> Task instructions
Copy each line that has the string "同志作重要讲话" somewhere in it.

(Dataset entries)
────────────────

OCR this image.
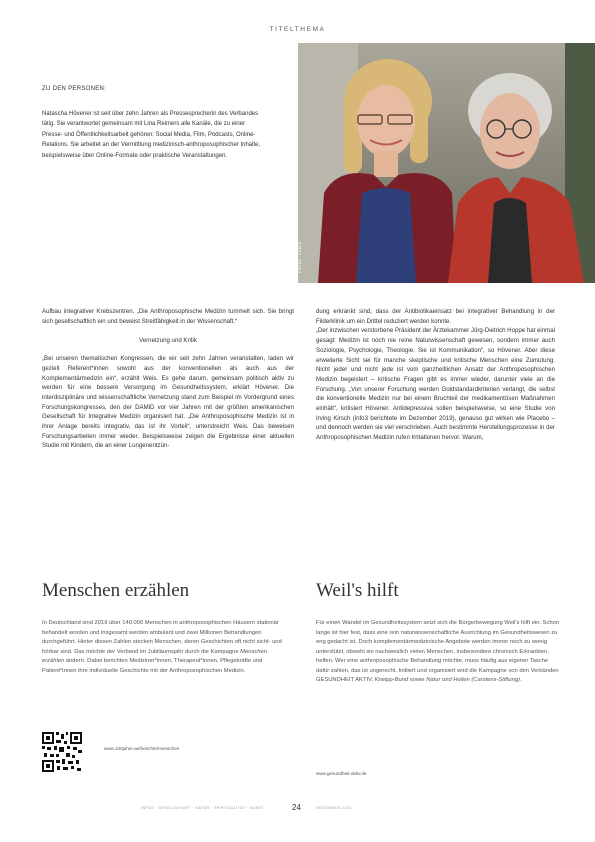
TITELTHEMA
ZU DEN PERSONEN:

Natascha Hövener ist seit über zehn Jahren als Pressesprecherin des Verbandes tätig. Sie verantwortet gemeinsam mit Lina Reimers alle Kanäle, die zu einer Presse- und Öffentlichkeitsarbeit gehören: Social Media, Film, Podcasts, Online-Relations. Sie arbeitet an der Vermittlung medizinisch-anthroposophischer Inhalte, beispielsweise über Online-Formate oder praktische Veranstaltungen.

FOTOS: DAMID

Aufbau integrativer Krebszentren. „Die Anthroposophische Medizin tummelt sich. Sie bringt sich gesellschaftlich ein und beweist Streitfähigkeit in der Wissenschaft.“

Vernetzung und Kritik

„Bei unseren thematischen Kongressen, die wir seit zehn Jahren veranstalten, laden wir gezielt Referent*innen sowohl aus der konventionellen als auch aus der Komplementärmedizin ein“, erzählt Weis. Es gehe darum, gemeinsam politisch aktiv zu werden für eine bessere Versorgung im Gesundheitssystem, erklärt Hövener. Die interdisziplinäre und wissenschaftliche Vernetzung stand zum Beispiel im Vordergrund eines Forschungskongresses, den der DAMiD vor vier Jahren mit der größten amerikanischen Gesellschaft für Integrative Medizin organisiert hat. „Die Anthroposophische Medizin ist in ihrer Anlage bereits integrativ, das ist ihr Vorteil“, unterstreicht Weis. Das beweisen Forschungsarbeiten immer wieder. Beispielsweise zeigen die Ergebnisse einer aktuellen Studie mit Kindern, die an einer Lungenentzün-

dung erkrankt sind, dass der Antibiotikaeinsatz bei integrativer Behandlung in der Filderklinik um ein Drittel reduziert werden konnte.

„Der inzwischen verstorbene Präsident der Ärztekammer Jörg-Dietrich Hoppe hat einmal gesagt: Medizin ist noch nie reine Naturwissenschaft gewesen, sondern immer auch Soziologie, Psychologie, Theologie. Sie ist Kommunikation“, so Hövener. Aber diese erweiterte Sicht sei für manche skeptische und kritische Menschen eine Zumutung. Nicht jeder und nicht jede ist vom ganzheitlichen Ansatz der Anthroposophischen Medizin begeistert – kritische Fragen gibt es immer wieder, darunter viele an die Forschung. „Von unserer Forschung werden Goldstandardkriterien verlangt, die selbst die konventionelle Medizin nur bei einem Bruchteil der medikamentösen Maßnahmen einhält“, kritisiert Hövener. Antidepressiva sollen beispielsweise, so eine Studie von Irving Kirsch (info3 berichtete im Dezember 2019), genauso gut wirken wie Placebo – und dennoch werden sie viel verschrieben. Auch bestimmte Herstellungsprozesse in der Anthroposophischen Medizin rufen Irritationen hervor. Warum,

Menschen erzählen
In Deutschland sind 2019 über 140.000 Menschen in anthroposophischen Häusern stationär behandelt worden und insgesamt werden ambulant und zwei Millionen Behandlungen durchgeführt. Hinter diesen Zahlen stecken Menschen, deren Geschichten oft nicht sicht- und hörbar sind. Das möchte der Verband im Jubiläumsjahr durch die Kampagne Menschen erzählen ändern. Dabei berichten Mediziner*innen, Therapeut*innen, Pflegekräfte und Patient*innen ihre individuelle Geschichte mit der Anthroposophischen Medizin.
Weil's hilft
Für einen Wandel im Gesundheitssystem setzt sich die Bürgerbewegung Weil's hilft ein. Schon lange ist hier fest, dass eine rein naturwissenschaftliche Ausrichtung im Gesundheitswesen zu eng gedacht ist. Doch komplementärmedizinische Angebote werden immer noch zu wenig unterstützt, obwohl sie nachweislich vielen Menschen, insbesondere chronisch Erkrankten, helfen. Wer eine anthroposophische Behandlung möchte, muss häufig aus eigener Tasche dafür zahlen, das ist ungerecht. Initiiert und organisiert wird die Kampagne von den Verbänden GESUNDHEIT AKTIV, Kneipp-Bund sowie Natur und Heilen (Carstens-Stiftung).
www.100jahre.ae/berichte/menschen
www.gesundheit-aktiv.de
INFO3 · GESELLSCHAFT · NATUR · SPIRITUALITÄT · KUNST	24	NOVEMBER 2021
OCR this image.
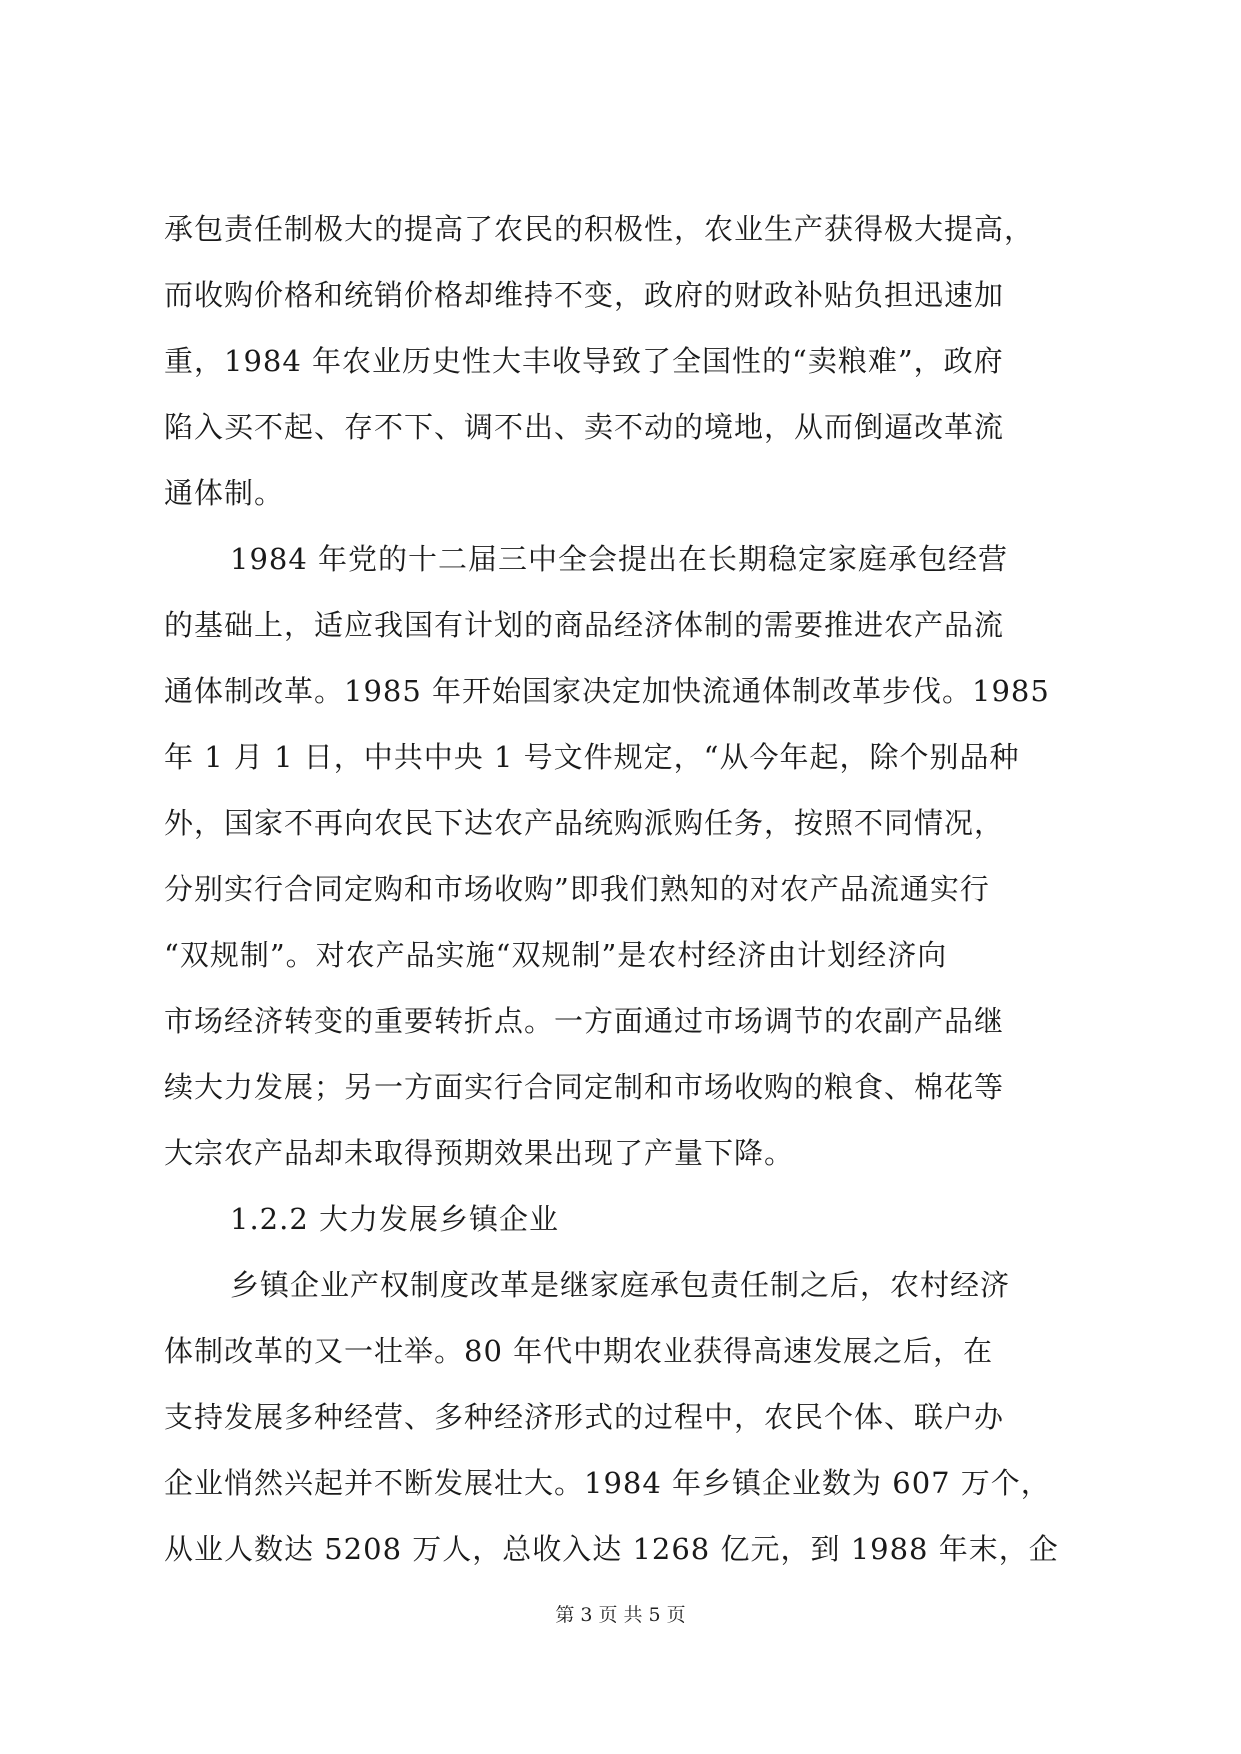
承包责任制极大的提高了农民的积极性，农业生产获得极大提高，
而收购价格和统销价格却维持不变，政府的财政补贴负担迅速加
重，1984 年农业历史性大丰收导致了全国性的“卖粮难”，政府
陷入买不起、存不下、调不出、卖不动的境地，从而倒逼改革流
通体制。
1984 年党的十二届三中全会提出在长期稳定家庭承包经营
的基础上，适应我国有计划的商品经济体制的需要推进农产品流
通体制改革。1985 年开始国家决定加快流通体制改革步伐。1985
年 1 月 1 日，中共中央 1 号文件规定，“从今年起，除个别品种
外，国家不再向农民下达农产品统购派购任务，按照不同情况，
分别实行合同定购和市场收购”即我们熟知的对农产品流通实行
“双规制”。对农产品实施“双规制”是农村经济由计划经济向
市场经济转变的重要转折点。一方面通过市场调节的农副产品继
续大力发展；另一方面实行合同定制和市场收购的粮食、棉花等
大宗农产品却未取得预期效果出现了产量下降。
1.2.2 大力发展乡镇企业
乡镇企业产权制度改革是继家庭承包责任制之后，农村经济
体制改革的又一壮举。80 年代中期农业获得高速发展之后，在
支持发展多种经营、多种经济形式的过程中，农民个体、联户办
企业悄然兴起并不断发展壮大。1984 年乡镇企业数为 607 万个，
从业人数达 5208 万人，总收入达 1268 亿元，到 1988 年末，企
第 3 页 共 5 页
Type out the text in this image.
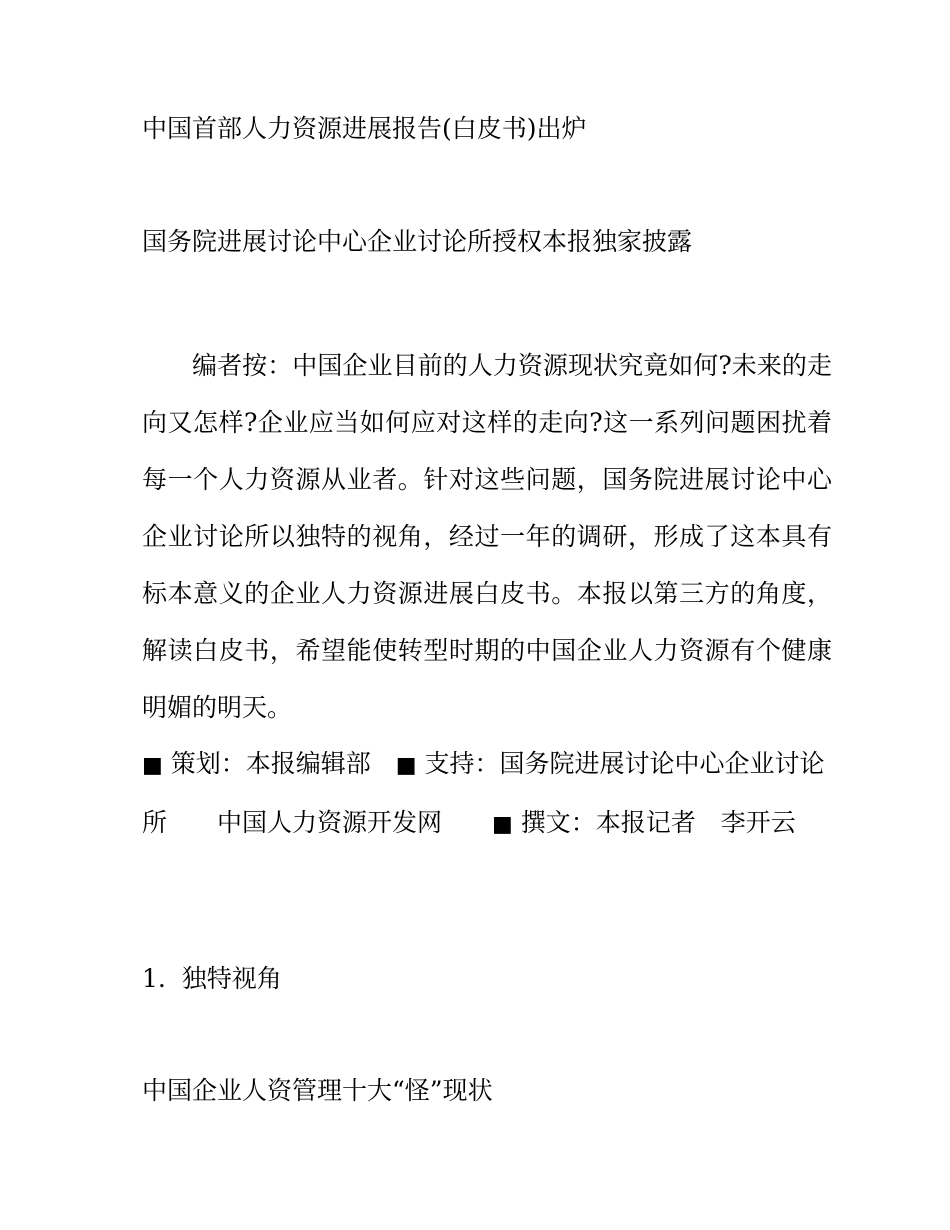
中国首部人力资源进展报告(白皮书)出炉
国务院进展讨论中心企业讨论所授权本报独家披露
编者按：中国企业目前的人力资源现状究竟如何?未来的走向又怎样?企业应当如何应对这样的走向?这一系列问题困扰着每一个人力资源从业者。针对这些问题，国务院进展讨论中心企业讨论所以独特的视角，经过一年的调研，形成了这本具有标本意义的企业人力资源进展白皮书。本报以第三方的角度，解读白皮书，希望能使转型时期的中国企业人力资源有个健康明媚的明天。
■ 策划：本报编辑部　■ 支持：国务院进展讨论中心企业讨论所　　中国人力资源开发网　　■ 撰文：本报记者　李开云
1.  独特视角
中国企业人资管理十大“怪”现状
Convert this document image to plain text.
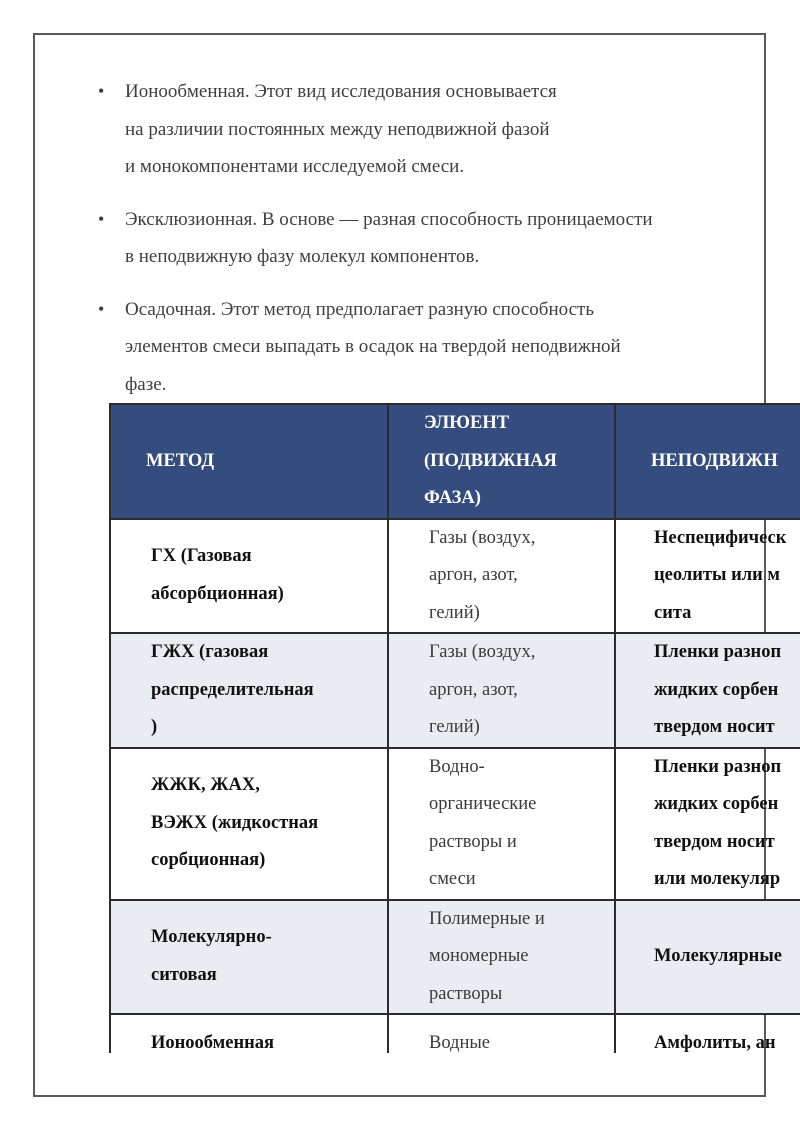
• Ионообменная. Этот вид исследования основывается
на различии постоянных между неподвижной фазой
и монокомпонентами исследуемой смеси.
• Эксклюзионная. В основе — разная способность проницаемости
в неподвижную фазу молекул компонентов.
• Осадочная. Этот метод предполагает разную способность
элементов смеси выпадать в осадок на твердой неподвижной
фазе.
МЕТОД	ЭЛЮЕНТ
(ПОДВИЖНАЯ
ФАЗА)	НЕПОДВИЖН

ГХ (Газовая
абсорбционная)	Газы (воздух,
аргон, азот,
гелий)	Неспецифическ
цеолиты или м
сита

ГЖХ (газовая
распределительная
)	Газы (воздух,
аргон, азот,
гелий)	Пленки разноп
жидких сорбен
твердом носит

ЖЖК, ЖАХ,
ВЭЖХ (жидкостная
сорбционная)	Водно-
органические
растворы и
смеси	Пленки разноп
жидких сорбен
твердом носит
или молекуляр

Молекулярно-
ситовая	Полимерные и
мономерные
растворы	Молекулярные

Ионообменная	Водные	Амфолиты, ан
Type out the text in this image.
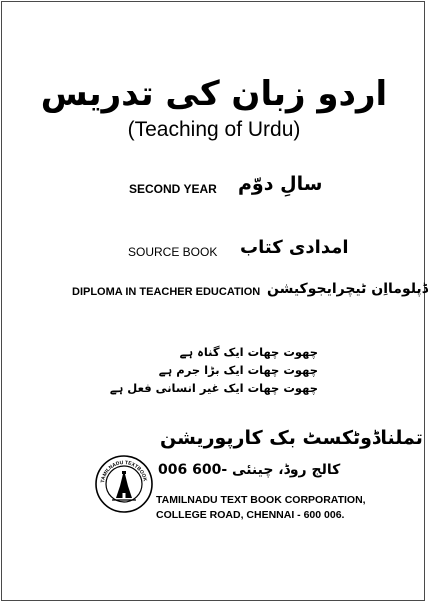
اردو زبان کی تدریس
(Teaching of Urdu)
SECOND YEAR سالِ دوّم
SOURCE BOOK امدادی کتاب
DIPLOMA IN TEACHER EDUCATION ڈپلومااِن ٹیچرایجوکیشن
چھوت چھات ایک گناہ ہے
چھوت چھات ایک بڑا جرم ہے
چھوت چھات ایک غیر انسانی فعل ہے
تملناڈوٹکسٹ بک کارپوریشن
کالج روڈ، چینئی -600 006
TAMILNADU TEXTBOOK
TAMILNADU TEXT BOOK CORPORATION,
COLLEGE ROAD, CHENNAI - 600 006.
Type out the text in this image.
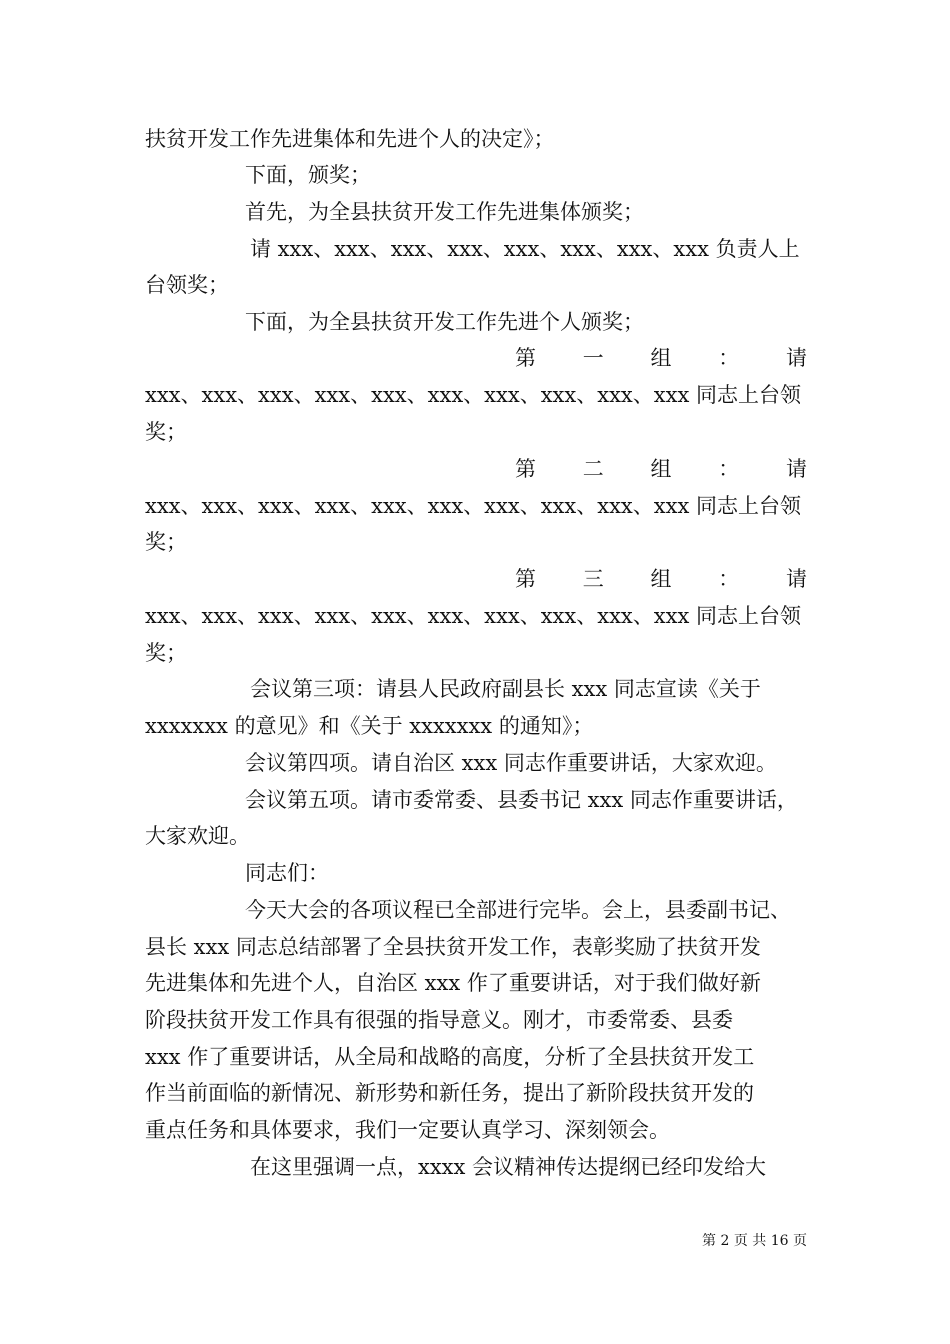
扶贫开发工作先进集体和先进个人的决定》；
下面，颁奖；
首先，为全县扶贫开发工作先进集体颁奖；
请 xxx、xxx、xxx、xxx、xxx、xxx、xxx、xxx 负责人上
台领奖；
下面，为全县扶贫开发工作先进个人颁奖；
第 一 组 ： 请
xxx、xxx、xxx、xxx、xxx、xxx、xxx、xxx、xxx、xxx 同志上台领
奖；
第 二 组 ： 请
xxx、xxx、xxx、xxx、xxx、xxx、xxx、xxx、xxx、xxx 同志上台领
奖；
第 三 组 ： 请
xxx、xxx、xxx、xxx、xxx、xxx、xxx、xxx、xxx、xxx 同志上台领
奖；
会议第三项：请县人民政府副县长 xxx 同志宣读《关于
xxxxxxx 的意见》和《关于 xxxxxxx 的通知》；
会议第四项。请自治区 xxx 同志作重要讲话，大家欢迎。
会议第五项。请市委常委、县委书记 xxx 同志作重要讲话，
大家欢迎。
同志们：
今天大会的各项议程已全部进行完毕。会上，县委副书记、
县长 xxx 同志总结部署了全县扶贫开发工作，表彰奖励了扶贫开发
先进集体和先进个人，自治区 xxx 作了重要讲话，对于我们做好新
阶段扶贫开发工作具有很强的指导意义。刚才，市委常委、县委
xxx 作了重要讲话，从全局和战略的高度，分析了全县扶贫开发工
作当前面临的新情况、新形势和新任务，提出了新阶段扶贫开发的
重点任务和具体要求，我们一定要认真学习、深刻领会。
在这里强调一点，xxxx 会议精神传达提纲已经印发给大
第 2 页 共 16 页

────────────────

> The completed task
会议第四项。请自治区 xxx 同志作重要讲话，大家欢迎。
会议第五项。请市委常委、县委书记 xxx 同志作重要讲话，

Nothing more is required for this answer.